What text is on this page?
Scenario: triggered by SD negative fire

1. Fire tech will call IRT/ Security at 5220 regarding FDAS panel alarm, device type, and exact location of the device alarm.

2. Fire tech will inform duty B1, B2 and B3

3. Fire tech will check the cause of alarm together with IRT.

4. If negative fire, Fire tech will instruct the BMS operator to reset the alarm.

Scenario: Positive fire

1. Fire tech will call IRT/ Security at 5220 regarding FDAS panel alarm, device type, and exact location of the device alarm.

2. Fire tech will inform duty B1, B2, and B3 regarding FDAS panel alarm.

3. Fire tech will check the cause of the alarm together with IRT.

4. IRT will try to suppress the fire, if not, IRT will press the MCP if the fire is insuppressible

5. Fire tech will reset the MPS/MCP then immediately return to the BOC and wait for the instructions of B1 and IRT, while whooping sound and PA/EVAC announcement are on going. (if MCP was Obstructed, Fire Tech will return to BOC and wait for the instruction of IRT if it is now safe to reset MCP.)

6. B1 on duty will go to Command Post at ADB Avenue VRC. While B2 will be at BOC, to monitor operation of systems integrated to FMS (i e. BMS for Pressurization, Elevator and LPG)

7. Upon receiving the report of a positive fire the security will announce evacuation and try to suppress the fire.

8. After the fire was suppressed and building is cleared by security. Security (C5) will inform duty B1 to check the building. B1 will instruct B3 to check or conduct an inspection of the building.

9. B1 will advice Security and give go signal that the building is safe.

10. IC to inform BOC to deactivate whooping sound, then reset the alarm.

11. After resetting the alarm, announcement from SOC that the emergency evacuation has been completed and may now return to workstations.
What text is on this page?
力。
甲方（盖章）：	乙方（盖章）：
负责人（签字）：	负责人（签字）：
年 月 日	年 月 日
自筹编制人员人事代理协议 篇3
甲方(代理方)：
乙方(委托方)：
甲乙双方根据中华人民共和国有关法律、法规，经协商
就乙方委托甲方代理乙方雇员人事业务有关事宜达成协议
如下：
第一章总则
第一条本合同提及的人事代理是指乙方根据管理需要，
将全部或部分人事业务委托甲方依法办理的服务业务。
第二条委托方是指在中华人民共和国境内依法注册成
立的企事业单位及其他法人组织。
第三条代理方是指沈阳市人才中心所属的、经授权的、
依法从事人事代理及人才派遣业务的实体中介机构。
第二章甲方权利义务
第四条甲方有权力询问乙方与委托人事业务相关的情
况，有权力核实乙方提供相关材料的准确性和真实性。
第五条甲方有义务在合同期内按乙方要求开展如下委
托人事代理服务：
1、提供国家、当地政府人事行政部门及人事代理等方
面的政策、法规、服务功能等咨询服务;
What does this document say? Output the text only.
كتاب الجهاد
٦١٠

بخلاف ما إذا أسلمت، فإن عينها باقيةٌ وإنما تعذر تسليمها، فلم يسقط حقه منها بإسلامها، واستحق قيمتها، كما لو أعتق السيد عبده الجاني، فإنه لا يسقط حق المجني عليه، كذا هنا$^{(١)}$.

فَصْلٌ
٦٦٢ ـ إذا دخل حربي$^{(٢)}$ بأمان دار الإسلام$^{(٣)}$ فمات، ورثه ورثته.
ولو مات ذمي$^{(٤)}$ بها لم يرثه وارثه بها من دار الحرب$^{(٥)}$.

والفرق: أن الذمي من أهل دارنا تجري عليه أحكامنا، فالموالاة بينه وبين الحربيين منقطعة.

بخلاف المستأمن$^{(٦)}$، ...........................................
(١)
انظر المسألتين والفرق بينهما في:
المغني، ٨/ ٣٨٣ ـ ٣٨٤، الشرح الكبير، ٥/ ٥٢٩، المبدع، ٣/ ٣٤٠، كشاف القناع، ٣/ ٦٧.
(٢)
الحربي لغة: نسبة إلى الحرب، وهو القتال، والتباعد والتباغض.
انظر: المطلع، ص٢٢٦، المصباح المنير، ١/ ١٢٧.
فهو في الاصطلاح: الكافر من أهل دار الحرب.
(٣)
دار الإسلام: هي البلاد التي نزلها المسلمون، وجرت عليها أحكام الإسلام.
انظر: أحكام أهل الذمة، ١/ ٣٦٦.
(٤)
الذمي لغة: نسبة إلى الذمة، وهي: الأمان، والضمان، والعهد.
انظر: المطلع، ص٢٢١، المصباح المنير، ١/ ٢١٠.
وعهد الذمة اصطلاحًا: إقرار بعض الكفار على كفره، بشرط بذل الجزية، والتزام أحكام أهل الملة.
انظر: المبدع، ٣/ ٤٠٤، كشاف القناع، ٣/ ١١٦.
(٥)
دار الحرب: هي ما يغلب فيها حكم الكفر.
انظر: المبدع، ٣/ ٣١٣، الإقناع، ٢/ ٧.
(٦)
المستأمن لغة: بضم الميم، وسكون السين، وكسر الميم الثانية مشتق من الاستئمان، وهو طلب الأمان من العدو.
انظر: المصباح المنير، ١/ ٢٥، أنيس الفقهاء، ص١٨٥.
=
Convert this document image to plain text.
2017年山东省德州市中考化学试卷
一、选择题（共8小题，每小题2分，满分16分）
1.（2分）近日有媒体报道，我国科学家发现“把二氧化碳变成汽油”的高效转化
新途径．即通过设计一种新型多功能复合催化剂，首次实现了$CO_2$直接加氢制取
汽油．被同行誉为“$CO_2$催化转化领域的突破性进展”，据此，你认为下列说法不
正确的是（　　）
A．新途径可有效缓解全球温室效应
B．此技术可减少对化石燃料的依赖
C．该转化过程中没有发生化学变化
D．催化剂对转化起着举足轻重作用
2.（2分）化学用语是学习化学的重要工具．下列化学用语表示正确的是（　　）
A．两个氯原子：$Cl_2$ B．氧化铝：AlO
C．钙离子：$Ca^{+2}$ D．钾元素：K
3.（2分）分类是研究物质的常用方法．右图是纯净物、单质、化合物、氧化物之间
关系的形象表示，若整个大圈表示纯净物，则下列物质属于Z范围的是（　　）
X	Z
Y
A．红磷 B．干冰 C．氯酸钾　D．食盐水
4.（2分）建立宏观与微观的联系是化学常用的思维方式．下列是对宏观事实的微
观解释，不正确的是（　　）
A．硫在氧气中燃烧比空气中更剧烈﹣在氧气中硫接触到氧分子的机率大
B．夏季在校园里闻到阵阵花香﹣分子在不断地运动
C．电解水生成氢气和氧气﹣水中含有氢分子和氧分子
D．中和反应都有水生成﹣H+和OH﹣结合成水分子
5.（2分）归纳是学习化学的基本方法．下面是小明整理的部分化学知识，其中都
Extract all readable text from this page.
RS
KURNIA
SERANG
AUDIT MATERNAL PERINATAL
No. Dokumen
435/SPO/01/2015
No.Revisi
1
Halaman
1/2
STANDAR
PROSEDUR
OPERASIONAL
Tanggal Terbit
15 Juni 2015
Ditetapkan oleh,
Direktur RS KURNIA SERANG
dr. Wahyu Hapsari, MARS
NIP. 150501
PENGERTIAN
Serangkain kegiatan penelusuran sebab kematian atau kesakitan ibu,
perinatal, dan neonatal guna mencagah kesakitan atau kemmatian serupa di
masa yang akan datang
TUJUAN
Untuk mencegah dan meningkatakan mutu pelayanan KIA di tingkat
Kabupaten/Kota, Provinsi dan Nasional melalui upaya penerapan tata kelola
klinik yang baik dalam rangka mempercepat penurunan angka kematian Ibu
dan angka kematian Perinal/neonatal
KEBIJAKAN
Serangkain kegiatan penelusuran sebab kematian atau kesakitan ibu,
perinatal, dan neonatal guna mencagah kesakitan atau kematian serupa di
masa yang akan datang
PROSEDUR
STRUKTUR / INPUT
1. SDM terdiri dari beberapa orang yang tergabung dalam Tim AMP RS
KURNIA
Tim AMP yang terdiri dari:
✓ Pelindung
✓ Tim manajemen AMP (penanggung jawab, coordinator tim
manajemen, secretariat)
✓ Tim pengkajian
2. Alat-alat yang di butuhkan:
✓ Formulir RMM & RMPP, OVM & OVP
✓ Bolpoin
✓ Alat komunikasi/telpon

----

| WRITTEN PROBLEM |
Within the listing above, copy each line that has the string "negative".

| REPLY TO THE EXERCISE |
Scenario: triggered by SD negative fire
4. If negative fire, Fire tech will instruct the BMS operator to reset the alarm.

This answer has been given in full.